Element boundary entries
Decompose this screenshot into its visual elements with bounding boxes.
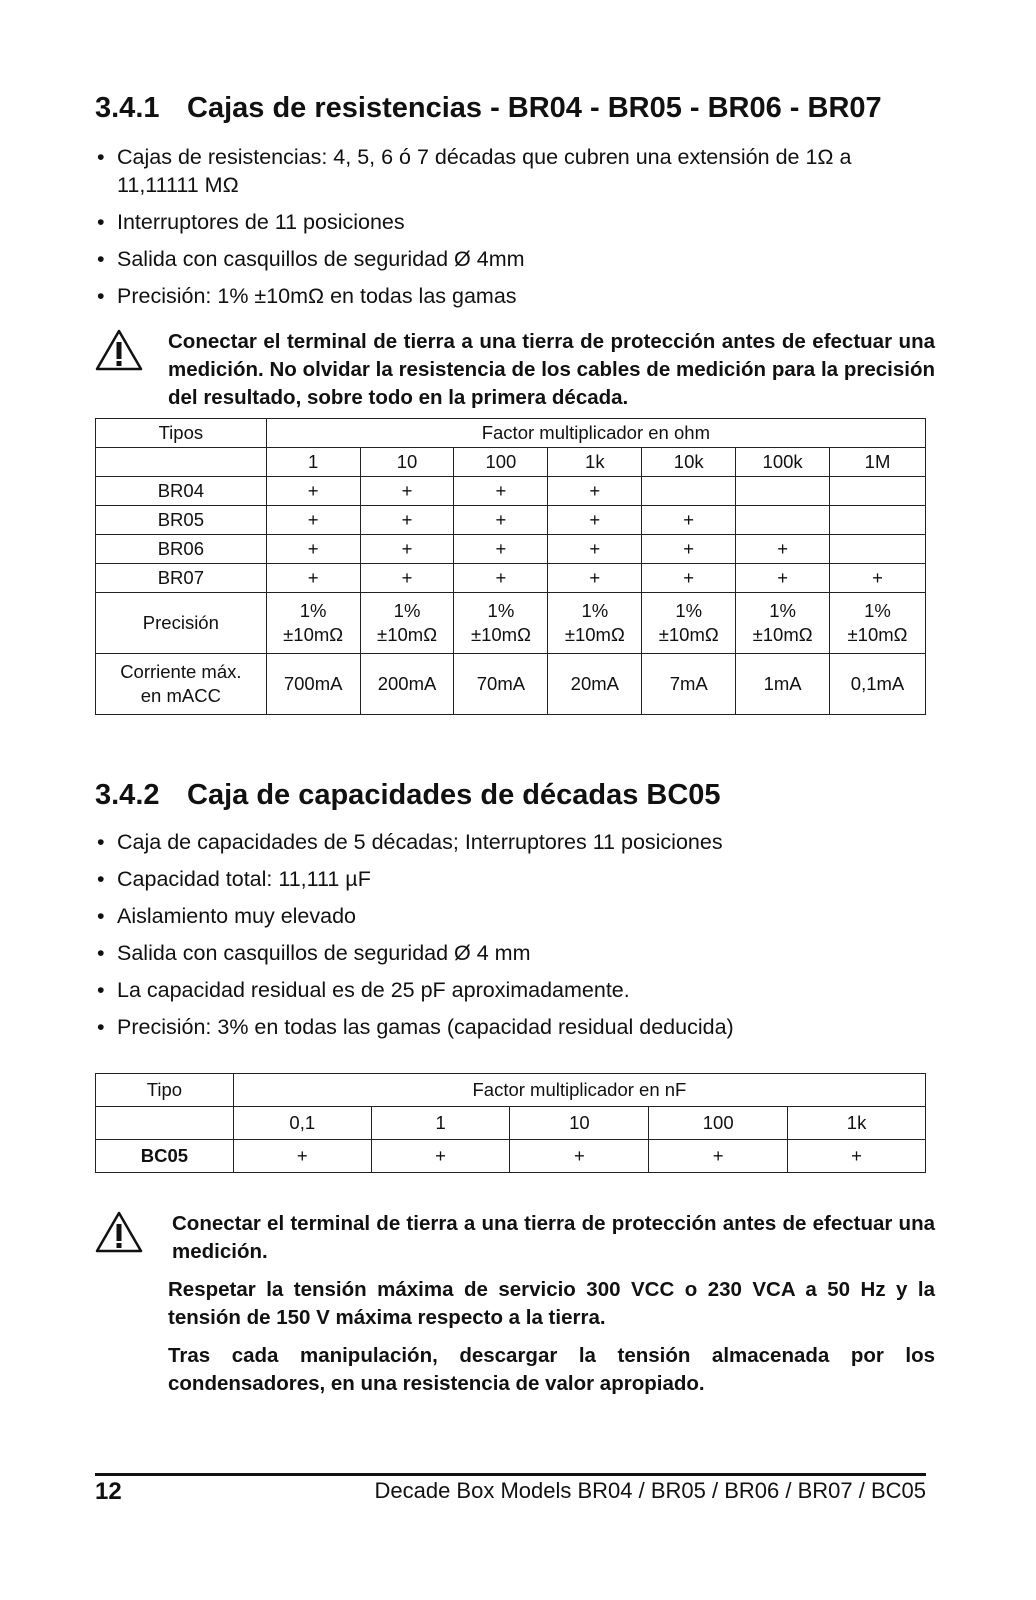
list-item: • Salida con casquillos de seguridad Ø 4 mm <box>97 941 531 965</box>
table-header-factor: Factor multiplicador en ohm <box>266 419 925 448</box>
list-item: • Capacidad total: 11,111 µF <box>97 867 371 891</box>
list-item: • Precisión: 1% ±10mΩ en todas las gamas <box>97 284 517 308</box>
table-row-current: Corriente máx. en mACC 700mA 200mA 70mA 20mA 7mA 1mA 0,1mA <box>96 654 926 715</box>
list-item: • Salida con casquillos de seguridad Ø 4mm <box>97 247 525 271</box>
table-row: BR04 + + + + <box>96 477 926 506</box>
section-heading-342: 3.4.2 Caja de capacidades de décadas BC05 <box>95 779 721 811</box>
footer-rule <box>95 1473 926 1476</box>
table-row-precision: Precisión 1% ±10mΩ 1% ±10mΩ 1% ±10mΩ 1% ±10mΩ 1% ±10mΩ 1% ±10mΩ 1% ±10mΩ <box>96 593 926 654</box>
table-header-type: Tipo <box>96 1074 234 1107</box>
warning-triangle-icon <box>95 1210 143 1254</box>
table-header-type: Tipos <box>96 419 267 448</box>
table-row: BC05 + + + + + <box>96 1140 926 1173</box>
resistance-features-list <box>95 143 935 319</box>
table-row: BR06 + + + + + + <box>96 535 926 564</box>
warning-triangle-icon <box>95 328 143 372</box>
list-item: • Interruptores de 11 posiciones <box>97 210 405 234</box>
warning-note-2: Conectar el terminal de tierra a una tierra de protección antes de efectuar una medición. Respetar la tensión máxima de servicio 300 VCC o 230 VCA a 50 Hz y la tensión de 150 V máxima respecto a la tierra. Tras cada manipulación, descargar la tensión almacenada por los condensadores, en una resistencia de valor apropiado. <box>95 1210 935 1408</box>
capacitance-table: Tipo Factor multiplicador en nF 0,1 1 10 100 1k BC05 + + + + + <box>95 1073 926 1173</box>
list-item: • Cajas de resistencias: 4, 5, 6 ó 7 décadas que cubren una extensión de 1Ω a 11,11111 MΩ <box>97 145 852 197</box>
resistance-table: Tipos Factor multiplicador en ohm 1 10 100 1k 10k 100k 1M BR04 + + + + BR05 + + + + + BR06 + + + + + + BR07 + + + + + + + Precisión 1% ±10mΩ 1% ±10mΩ 1% ±10mΩ 1% ±10mΩ 1% ±10mΩ 1% ±10mΩ 1% ±10mΩ Corriente máx. en mACC 700mA 200mA 70mA 20mA 7mA 1mA 0,1mA <box>95 418 926 715</box>
list-item: • Aislamiento muy elevado <box>97 904 357 928</box>
warning-note-1: Conectar el terminal de tierra a una tierra de protección antes de efectuar una medición. No olvidar la resistencia de los cables de medición para la precisión del resultado, sobre todo en la primera década. <box>95 328 935 422</box>
footer-title: Decade Box Models BR04 / BR05 / BR06 / BR07 / BC05 <box>374 1478 926 1503</box>
table-header-factor: Factor multiplicador en nF <box>233 1074 925 1107</box>
list-item: • Caja de capacidades de 5 décadas; Interruptores 11 posiciones <box>97 830 723 854</box>
table-row: BR05 + + + + + <box>96 506 926 535</box>
page-number: 12 <box>95 1478 122 1505</box>
section-heading-341: 3.4.1 Cajas de resistencias - BR04 - BR05 - BR06 - BR07 <box>95 92 882 124</box>
table-row: BR07 + + + + + + + <box>96 564 926 593</box>
list-item: • La capacidad residual es de 25 pF aproximadamente. <box>97 978 630 1002</box>
capacitance-features-list <box>95 828 935 1050</box>
list-item: • Precisión: 3% en todas las gamas (capacidad residual deducida) <box>97 1015 734 1039</box>
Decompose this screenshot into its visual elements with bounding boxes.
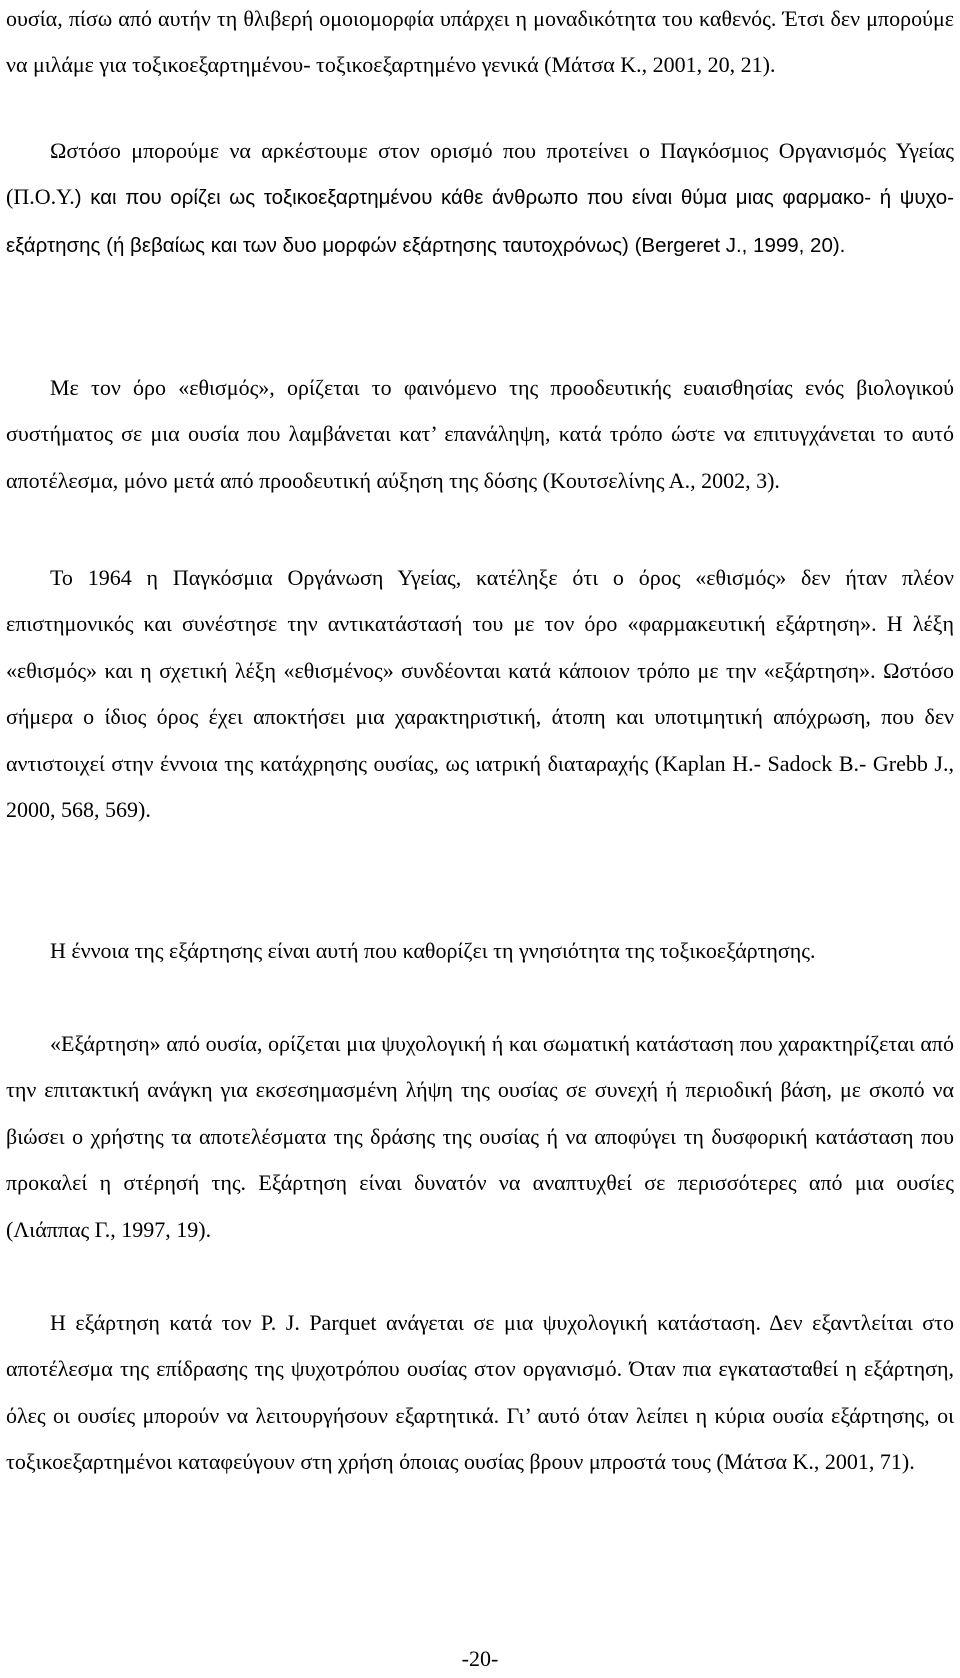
paragraph-who-1964 [6, 555, 954, 833]
paragraph-text: ουσία, πίσω από αυτήν τη θλιβερή ομοιομορφία υπάρχει η μοναδικότητα του καθενός. Έτσι δεν μπορούμε να μιλάμε για τοξικοεξαρτημένου- τοξικοεξαρτημένο γενικά (Μάτσα Κ., 2001, 20, 21). [6, 6, 954, 78]
page-number: -20- [461, 1646, 499, 1671]
paragraph-text: Με τον όρο «εθισμός», ορίζεται το φαινόμενο της προοδευτικής ευαισθησίας ενός βιολογικού συστήματος σε μια ουσία που λαμβάνεται κατ’ επανάληψη, κατά τρόπο ώστε να επιτυγχάνεται το αυτό αποτέλεσμα, μόνο μετά από προοδευτική αύξηση της δόσης (Κουτσελίνης Α., 2002, 3). [6, 375, 954, 493]
paragraph-text: Η εξάρτηση κατά τον Ρ. J. Parquet ανάγεται σε μια ψυχολογική κατάσταση. Δεν εξαντλείται στο αποτέλεσμα της επίδρασης της ψυχοτρόπου ουσίας στον οργανισμό. Όταν πια εγκατασταθεί η εξάρτηση, όλες οι ουσίες μπορούν να λειτουργήσουν εξαρτητικά. Γι’ αυτό όταν λείπει η κύρια ουσία εξάρτησης, οι τοξικοεξαρτημένοι καταφεύγουν στη χρήση όποιας ουσίας βρουν μπροστά τους (Μάτσα Κ., 2001, 71). [6, 1310, 954, 1475]
paragraph-text: Ωστόσο μπορούμε να αρκέστουμε στον ορισμό που προτείνει ο Παγκόσμιος Οργανισμός Υγείας (Π.Ο.Υ. [6, 138, 954, 210]
paragraph-addiction-term [6, 365, 954, 504]
paragraph-continuation [6, 0, 954, 89]
paragraph-text-sans: ) και που ορίζει ως τοξικοεξαρτημένου κάθε άνθρωπο που είναι θύμα μιας φαρμακο- ή ψυχο- εξάρτησης (ή βεβαίως και των δυο μορφών εξάρτησης ταυτοχρόνως) (Bergeret J., 1999, 20). [6, 186, 954, 257]
paragraph-text: Το 1964 η Παγκόσμια Οργάνωση Υγείας, κατέληξε ότι ο όρος «εθισμός» δεν ήταν πλέον επιστημονικός και συνέστησε την αντικατάστασή του με τον όρο «φαρμακευτική εξάρτηση». Η λέξη «εθισμός» και η σχετική λέξη «εθισμένος» συνδέονται κατά κάποιον τρόπο με την «εξάρτηση». Ωστόσο σήμερα ο ίδιος όρος έχει αποκτήσει μια χαρακτηριστική, άτοπη και υποτιμητική απόχρωση, που δεν αντιστοιχεί στην έννοια της κατάχρησης ουσίας, ως ιατρική διαταραχής (Kaplan H.- Sadock B.- Grebb J., 2000, 568, 569). [6, 565, 954, 823]
paragraph-text: Η έννοια της εξάρτησης είναι αυτή που καθορίζει τη γνησιότητα της τοξικοεξάρτησης. [50, 938, 816, 963]
paragraph-who-definition [6, 128, 954, 269]
paragraph-dependence-concept [6, 928, 954, 974]
paragraph-dependence-definition [6, 1021, 954, 1253]
paragraph-text: «Εξάρτηση» από ουσία, ορίζεται μια ψυχολογική ή και σωματική κατάσταση που χαρακτηρίζεται από την επιτακτική ανάγκη για εκσεσημασμένη λήψη της ουσίας σε συνεχή ή περιοδική βάση, με σκοπό να βιώσει ο χρήστης τα αποτελέσματα της δράσης της ουσίας ή να αποφύγει τη δυσφορική κατάσταση που προκαλεί η στέρησή της. Εξάρτηση είναι δυνατόν να αναπτυχθεί σε περισσότερες από μια ουσίες (Λιάππας Γ., 1997, 19). [6, 1031, 954, 1242]
paragraph-parquet [6, 1300, 954, 1486]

Directive
Copy every line of the entries above verbatim, omitting the pictures.

Solution below
Decompose this screenshot into its visual elements with bounding boxes.
list-item: • Salida con casquillos de seguridad Ø 4 mm <box>97 941 531 965</box>
table-header-factor: Factor multiplicador en ohm <box>266 419 925 448</box>
list-item: • Capacidad total: 11,111 µF <box>97 867 371 891</box>
list-item: • Precisión: 1% ±10mΩ en todas las gamas <box>97 284 517 308</box>
table-row-current: Corriente máx. en mACC 700mA 200mA 70mA 20mA 7mA 1mA 0,1mA <box>96 654 926 715</box>
list-item: • Salida con casquillos de seguridad Ø 4mm <box>97 247 525 271</box>
table-row: BR04 + + + + <box>96 477 926 506</box>
section-heading-342: 3.4.2 Caja de capacidades de décadas BC05 <box>95 779 721 811</box>
footer-rule <box>95 1473 926 1476</box>
table-row-precision: Precisión 1% ±10mΩ 1% ±10mΩ 1% ±10mΩ 1% ±10mΩ 1% ±10mΩ 1% ±10mΩ 1% ±10mΩ <box>96 593 926 654</box>
table-header-type: Tipo <box>96 1074 234 1107</box>
warning-triangle-icon <box>95 1210 143 1254</box>
table-header-type: Tipos <box>96 419 267 448</box>
table-row: BC05 + + + + + <box>96 1140 926 1173</box>
resistance-features-list <box>95 143 935 319</box>
table-row: BR06 + + + + + + <box>96 535 926 564</box>
warning-triangle-icon <box>95 328 143 372</box>
list-item: • Interruptores de 11 posiciones <box>97 210 405 234</box>
warning-note-2: Conectar el terminal de tierra a una tierra de protección antes de efectuar una medición. Respetar la tensión máxima de servicio 300 VCC o 230 VCA a 50 Hz y la tensión de 150 V máxima respecto a la tierra. Tras cada manipulación, descargar la tensión almacenada por los condensadores, en una resistencia de valor apropiado. <box>95 1210 935 1408</box>
capacitance-table: Tipo Factor multiplicador en nF 0,1 1 10 100 1k BC05 + + + + + <box>95 1073 926 1173</box>
list-item: • Cajas de resistencias: 4, 5, 6 ó 7 décadas que cubren una extensión de 1Ω a 11,11111 MΩ <box>97 145 852 197</box>
resistance-table: Tipos Factor multiplicador en ohm 1 10 100 1k 10k 100k 1M BR04 + + + + BR05 + + + + + BR06 + + + + + + BR07 + + + + + + + Precisión 1% ±10mΩ 1% ±10mΩ 1% ±10mΩ 1% ±10mΩ 1% ±10mΩ 1% ±10mΩ 1% ±10mΩ Corriente máx. en mACC 700mA 200mA 70mA 20mA 7mA 1mA 0,1mA <box>95 418 926 715</box>
list-item: • Aislamiento muy elevado <box>97 904 357 928</box>
warning-note-1: Conectar el terminal de tierra a una tierra de protección antes de efectuar una medición. No olvidar la resistencia de los cables de medición para la precisión del resultado, sobre todo en la primera década. <box>95 328 935 422</box>
footer-title: Decade Box Models BR04 / BR05 / BR06 / BR07 / BC05 <box>374 1478 926 1503</box>
table-header-factor: Factor multiplicador en nF <box>233 1074 925 1107</box>
list-item: • Caja de capacidades de 5 décadas; Interruptores 11 posiciones <box>97 830 723 854</box>
table-row: BR05 + + + + + <box>96 506 926 535</box>
page-number: 12 <box>95 1478 122 1505</box>
section-heading-341: 3.4.1 Cajas de resistencias - BR04 - BR05 - BR06 - BR07 <box>95 92 882 124</box>
table-row: BR07 + + + + + + + <box>96 564 926 593</box>
list-item: • La capacidad residual es de 25 pF aproximadamente. <box>97 978 630 1002</box>
capacitance-features-list <box>95 828 935 1050</box>
list-item: • Precisión: 3% en todas las gamas (capacidad residual deducida) <box>97 1015 734 1039</box>
Decompose this screenshot into its visual elements with bounding boxes.
paragraph-who-1964 [6, 555, 954, 833]
paragraph-text: ουσία, πίσω από αυτήν τη θλιβερή ομοιομορφία υπάρχει η μοναδικότητα του καθενός. Έτσι δεν μπορούμε να μιλάμε για τοξικοεξαρτημένου- τοξικοεξαρτημένο γενικά (Μάτσα Κ., 2001, 20, 21). [6, 6, 954, 78]
page-number: -20- [461, 1646, 499, 1671]
paragraph-text: Με τον όρο «εθισμός», ορίζεται το φαινόμενο της προοδευτικής ευαισθησίας ενός βιολογικού συστήματος σε μια ουσία που λαμβάνεται κατ’ επανάληψη, κατά τρόπο ώστε να επιτυγχάνεται το αυτό αποτέλεσμα, μόνο μετά από προοδευτική αύξηση της δόσης (Κουτσελίνης Α., 2002, 3). [6, 375, 954, 493]
paragraph-text: Η εξάρτηση κατά τον Ρ. J. Parquet ανάγεται σε μια ψυχολογική κατάσταση. Δεν εξαντλείται στο αποτέλεσμα της επίδρασης της ψυχοτρόπου ουσίας στον οργανισμό. Όταν πια εγκατασταθεί η εξάρτηση, όλες οι ουσίες μπορούν να λειτουργήσουν εξαρτητικά. Γι’ αυτό όταν λείπει η κύρια ουσία εξάρτησης, οι τοξικοεξαρτημένοι καταφεύγουν στη χρήση όποιας ουσίας βρουν μπροστά τους (Μάτσα Κ., 2001, 71). [6, 1310, 954, 1475]
paragraph-text: Ωστόσο μπορούμε να αρκέστουμε στον ορισμό που προτείνει ο Παγκόσμιος Οργανισμός Υγείας (Π.Ο.Υ. [6, 138, 954, 210]
paragraph-addiction-term [6, 365, 954, 504]
paragraph-continuation [6, 0, 954, 89]
paragraph-text-sans: ) και που ορίζει ως τοξικοεξαρτημένου κάθε άνθρωπο που είναι θύμα μιας φαρμακο- ή ψυχο- εξάρτησης (ή βεβαίως και των δυο μορφών εξάρτησης ταυτοχρόνως) (Bergeret J., 1999, 20). [6, 186, 954, 257]
paragraph-text: Το 1964 η Παγκόσμια Οργάνωση Υγείας, κατέληξε ότι ο όρος «εθισμός» δεν ήταν πλέον επιστημονικός και συνέστησε την αντικατάστασή του με τον όρο «φαρμακευτική εξάρτηση». Η λέξη «εθισμός» και η σχετική λέξη «εθισμένος» συνδέονται κατά κάποιον τρόπο με την «εξάρτηση». Ωστόσο σήμερα ο ίδιος όρος έχει αποκτήσει μια χαρακτηριστική, άτοπη και υποτιμητική απόχρωση, που δεν αντιστοιχεί στην έννοια της κατάχρησης ουσίας, ως ιατρική διαταραχής (Kaplan H.- Sadock B.- Grebb J., 2000, 568, 569). [6, 565, 954, 823]
paragraph-text: Η έννοια της εξάρτησης είναι αυτή που καθορίζει τη γνησιότητα της τοξικοεξάρτησης. [50, 938, 816, 963]
paragraph-who-definition [6, 128, 954, 269]
paragraph-dependence-concept [6, 928, 954, 974]
paragraph-dependence-definition [6, 1021, 954, 1253]
paragraph-text: «Εξάρτηση» από ουσία, ορίζεται μια ψυχολογική ή και σωματική κατάσταση που χαρακτηρίζεται από την επιτακτική ανάγκη για εκσεσημασμένη λήψη της ουσίας σε συνεχή ή περιοδική βάση, με σκοπό να βιώσει ο χρήστης τα αποτελέσματα της δράσης της ουσίας ή να αποφύγει τη δυσφορική κατάσταση που προκαλεί η στέρησή της. Εξάρτηση είναι δυνατόν να αναπτυχθεί σε περισσότερες από μια ουσίες (Λιάππας Γ., 1997, 19). [6, 1031, 954, 1242]
paragraph-parquet [6, 1300, 954, 1486]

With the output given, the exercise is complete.